State, as a number alone, how many lines of the data contain the string "MUSC".

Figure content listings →
..............................

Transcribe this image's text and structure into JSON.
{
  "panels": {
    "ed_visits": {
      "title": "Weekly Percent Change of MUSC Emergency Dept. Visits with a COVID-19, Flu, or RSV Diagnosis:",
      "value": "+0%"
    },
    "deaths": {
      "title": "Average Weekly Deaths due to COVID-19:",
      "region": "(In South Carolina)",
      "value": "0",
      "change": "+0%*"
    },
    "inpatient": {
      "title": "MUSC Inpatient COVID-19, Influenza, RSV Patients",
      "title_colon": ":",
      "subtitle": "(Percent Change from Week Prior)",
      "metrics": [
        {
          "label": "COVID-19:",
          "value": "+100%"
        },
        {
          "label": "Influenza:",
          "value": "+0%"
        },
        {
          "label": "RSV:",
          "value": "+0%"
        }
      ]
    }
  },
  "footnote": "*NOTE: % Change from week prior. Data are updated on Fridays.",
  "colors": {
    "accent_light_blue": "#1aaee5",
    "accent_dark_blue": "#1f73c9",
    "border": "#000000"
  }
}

..............................

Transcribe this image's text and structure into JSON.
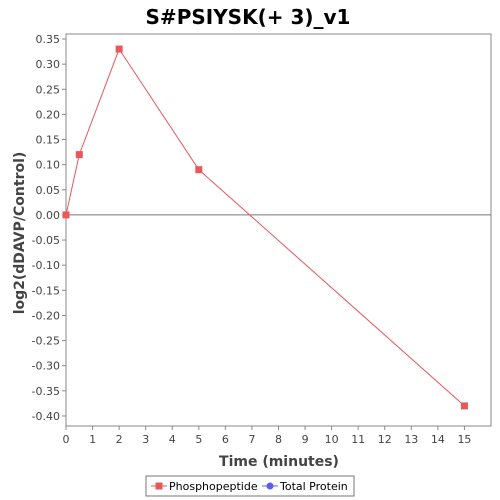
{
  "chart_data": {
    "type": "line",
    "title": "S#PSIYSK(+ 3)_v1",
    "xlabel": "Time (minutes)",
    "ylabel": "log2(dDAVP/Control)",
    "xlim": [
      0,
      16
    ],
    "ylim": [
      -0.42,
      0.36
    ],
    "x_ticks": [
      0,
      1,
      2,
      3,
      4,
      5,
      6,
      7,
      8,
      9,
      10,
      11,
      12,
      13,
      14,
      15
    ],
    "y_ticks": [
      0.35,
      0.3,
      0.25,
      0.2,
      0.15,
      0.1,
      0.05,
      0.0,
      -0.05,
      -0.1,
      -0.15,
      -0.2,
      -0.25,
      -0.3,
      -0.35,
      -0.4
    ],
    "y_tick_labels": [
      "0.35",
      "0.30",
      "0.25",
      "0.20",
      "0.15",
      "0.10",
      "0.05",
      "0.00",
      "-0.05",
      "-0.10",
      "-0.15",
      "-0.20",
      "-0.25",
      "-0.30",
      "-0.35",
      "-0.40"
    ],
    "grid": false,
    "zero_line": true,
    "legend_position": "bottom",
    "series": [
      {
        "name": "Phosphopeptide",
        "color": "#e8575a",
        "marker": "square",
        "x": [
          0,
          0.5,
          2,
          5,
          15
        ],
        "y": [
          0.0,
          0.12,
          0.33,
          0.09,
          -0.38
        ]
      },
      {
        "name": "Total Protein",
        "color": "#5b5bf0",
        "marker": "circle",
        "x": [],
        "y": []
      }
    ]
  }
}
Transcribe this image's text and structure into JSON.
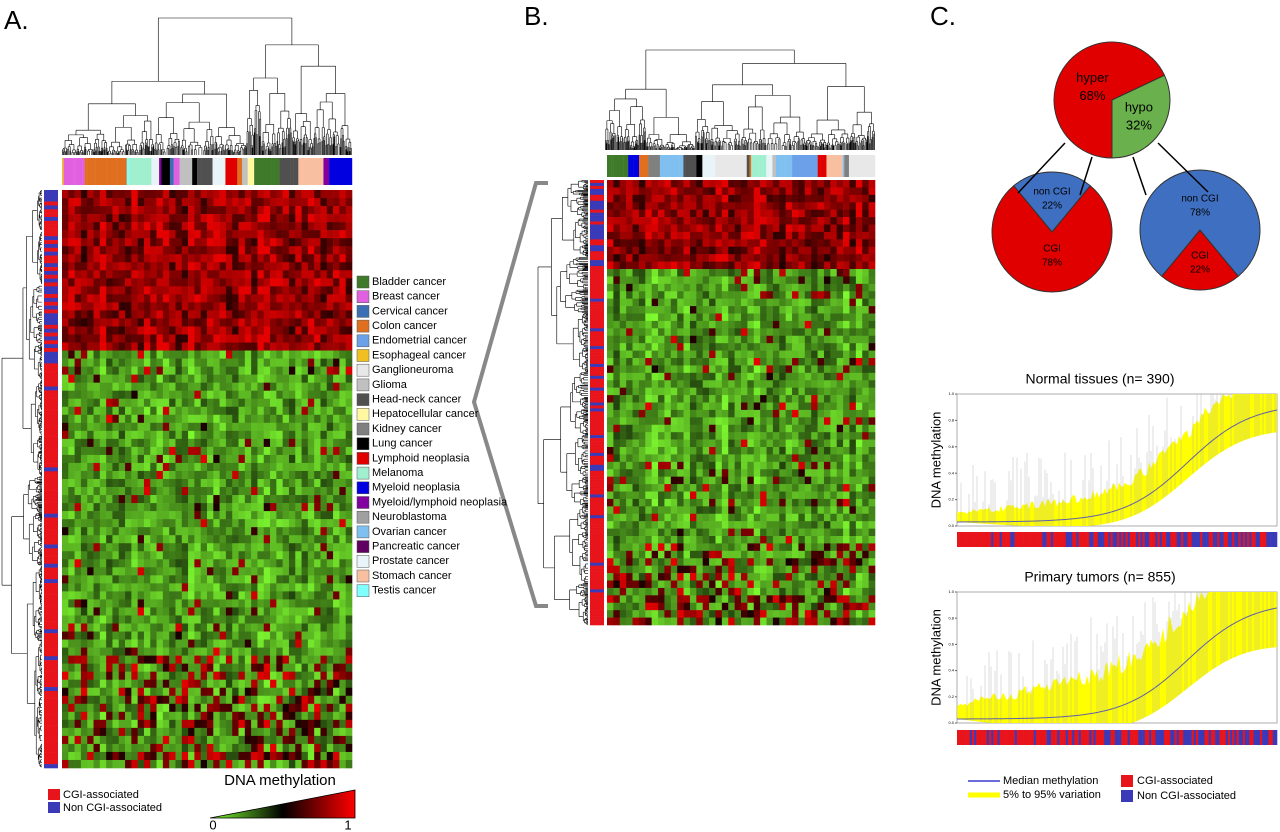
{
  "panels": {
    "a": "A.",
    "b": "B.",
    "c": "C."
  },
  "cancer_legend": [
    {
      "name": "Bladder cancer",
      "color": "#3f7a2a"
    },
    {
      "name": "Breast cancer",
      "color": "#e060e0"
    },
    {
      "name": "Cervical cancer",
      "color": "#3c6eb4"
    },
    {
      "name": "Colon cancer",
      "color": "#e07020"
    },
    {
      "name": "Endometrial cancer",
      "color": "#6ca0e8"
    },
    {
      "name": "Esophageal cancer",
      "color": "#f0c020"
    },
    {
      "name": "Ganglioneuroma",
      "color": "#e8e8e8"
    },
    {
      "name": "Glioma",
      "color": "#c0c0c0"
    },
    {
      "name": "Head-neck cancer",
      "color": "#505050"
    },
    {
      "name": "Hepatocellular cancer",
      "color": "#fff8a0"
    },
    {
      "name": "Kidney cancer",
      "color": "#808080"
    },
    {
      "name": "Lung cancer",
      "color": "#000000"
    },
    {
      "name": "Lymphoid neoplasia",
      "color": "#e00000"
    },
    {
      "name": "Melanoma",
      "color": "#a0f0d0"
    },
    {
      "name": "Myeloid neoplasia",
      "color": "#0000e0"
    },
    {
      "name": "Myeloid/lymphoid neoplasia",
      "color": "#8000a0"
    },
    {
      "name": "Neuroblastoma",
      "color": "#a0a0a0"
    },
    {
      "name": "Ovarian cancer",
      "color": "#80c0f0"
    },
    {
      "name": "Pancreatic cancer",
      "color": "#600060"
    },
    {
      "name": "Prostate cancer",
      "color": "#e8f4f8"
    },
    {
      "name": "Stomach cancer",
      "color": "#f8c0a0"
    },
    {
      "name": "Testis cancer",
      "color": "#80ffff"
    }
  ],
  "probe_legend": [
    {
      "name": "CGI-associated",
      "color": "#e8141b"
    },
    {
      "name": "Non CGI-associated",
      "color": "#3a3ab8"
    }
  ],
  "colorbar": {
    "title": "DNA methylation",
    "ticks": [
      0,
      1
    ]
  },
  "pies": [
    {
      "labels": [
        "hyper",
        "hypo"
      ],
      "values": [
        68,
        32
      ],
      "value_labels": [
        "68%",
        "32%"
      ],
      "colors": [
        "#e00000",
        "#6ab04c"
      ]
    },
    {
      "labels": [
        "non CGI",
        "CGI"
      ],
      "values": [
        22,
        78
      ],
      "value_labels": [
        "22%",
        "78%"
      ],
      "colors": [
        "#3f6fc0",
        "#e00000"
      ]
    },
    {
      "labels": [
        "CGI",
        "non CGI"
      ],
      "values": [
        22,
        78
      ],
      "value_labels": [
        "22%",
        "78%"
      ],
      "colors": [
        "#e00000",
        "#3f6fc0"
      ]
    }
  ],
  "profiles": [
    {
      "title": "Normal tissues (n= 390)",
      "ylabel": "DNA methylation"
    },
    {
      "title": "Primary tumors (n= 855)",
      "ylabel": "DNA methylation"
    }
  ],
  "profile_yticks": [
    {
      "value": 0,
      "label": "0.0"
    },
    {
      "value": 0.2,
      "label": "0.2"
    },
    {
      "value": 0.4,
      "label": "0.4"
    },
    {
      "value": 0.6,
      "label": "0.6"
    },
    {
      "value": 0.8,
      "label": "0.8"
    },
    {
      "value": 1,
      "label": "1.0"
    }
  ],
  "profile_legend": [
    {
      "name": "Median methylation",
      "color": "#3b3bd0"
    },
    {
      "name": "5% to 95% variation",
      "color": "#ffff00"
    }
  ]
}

..............................

WRITTEN RESPONSE → 2